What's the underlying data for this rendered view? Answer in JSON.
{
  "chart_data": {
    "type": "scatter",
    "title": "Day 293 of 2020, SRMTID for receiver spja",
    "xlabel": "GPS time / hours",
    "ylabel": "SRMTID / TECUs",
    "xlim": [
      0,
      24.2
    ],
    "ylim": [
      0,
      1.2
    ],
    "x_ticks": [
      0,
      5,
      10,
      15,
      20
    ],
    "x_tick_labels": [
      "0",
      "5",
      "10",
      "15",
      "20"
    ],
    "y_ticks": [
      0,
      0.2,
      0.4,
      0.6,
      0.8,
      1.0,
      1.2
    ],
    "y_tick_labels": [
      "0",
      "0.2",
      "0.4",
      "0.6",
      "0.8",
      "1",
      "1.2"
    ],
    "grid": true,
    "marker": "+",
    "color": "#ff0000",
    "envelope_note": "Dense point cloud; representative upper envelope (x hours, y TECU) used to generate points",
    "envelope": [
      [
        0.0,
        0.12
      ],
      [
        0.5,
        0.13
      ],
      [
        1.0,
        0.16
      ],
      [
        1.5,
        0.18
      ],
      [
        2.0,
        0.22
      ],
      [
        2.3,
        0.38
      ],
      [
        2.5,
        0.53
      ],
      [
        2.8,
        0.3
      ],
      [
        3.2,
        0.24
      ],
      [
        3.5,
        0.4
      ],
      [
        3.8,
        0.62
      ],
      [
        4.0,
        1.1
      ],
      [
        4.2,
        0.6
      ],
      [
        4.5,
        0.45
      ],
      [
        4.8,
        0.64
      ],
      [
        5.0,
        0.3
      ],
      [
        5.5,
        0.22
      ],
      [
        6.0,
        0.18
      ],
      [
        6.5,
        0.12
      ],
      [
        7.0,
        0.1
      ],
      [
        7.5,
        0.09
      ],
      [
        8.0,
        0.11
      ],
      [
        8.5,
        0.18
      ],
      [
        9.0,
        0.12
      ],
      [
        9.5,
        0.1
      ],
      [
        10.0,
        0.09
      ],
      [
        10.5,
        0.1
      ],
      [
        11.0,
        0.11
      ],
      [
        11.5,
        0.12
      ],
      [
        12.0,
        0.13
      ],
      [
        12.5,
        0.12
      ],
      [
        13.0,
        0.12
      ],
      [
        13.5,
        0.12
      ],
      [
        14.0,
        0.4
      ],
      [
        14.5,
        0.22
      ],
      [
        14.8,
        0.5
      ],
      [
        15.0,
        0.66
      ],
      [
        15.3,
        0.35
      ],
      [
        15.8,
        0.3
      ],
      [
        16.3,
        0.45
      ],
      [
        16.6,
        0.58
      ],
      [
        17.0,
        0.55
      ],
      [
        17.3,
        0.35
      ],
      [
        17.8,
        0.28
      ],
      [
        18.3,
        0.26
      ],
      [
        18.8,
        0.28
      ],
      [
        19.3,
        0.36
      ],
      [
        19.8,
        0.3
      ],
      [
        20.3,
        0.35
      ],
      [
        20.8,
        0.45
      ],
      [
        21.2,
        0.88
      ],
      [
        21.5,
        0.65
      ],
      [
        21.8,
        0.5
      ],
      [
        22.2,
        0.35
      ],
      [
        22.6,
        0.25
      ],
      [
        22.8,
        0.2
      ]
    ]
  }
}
- - - -
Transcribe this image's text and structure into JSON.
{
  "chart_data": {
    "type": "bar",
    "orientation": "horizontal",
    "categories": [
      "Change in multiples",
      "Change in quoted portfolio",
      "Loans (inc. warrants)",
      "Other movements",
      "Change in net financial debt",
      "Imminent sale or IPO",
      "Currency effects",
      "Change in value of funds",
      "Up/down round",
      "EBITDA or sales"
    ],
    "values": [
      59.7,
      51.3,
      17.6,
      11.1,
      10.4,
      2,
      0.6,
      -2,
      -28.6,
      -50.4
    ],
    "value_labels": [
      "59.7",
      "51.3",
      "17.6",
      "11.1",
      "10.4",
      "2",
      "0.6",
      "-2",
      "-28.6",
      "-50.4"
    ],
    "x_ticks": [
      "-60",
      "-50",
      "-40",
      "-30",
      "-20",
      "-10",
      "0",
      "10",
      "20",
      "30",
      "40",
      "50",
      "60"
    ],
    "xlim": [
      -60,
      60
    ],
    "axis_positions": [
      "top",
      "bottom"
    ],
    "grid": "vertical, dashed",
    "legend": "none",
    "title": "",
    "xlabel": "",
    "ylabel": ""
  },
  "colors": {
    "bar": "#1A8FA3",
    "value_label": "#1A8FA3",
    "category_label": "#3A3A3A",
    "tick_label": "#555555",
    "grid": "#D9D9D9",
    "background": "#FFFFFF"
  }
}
- - - -
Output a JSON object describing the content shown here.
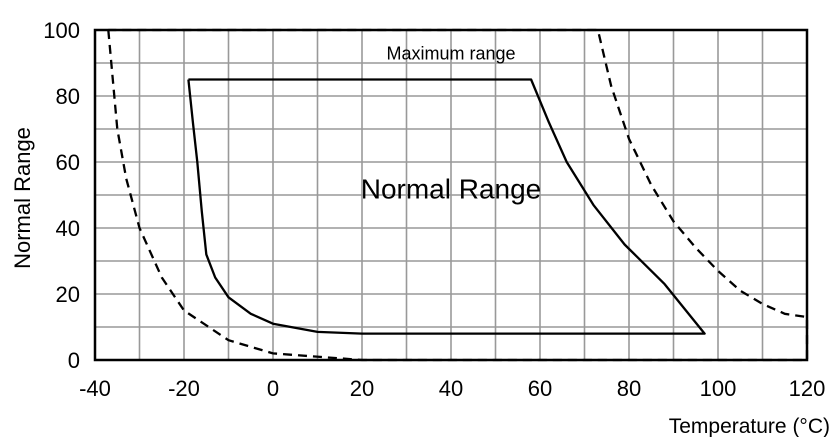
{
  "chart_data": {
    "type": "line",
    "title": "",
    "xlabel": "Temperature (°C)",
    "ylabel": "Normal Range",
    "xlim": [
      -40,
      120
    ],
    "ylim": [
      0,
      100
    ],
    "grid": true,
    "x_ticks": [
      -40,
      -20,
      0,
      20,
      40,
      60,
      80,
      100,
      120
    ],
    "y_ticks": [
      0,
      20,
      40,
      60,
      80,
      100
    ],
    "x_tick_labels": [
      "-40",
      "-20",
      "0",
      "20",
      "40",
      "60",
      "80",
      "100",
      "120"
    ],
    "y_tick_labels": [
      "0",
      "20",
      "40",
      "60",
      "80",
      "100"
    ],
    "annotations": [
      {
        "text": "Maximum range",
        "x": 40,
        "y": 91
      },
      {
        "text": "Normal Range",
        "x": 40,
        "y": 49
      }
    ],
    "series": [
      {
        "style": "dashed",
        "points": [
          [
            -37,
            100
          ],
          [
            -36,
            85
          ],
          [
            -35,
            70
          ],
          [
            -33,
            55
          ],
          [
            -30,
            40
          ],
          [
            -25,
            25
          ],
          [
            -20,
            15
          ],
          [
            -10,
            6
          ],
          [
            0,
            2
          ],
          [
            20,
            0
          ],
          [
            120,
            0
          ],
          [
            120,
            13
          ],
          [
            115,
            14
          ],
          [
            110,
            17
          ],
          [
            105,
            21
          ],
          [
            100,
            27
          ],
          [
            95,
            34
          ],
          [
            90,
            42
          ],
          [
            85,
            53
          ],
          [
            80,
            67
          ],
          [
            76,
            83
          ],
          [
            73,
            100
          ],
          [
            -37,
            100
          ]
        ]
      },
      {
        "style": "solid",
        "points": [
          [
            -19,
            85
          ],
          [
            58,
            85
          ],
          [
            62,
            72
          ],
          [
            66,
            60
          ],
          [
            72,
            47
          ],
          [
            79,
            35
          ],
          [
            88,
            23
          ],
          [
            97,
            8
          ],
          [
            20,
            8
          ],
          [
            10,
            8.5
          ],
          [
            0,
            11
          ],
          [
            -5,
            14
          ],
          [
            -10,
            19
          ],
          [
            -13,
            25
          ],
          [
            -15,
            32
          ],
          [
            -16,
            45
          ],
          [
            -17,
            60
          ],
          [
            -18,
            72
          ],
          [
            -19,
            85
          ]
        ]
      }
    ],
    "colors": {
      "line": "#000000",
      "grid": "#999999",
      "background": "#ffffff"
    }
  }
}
- - - -
* [Problem to solve] Search the entries for "Normal" and copy out each line that has it.

* [Expected answer]
    "ylabel": "Normal Range",
        "text": "Normal Range",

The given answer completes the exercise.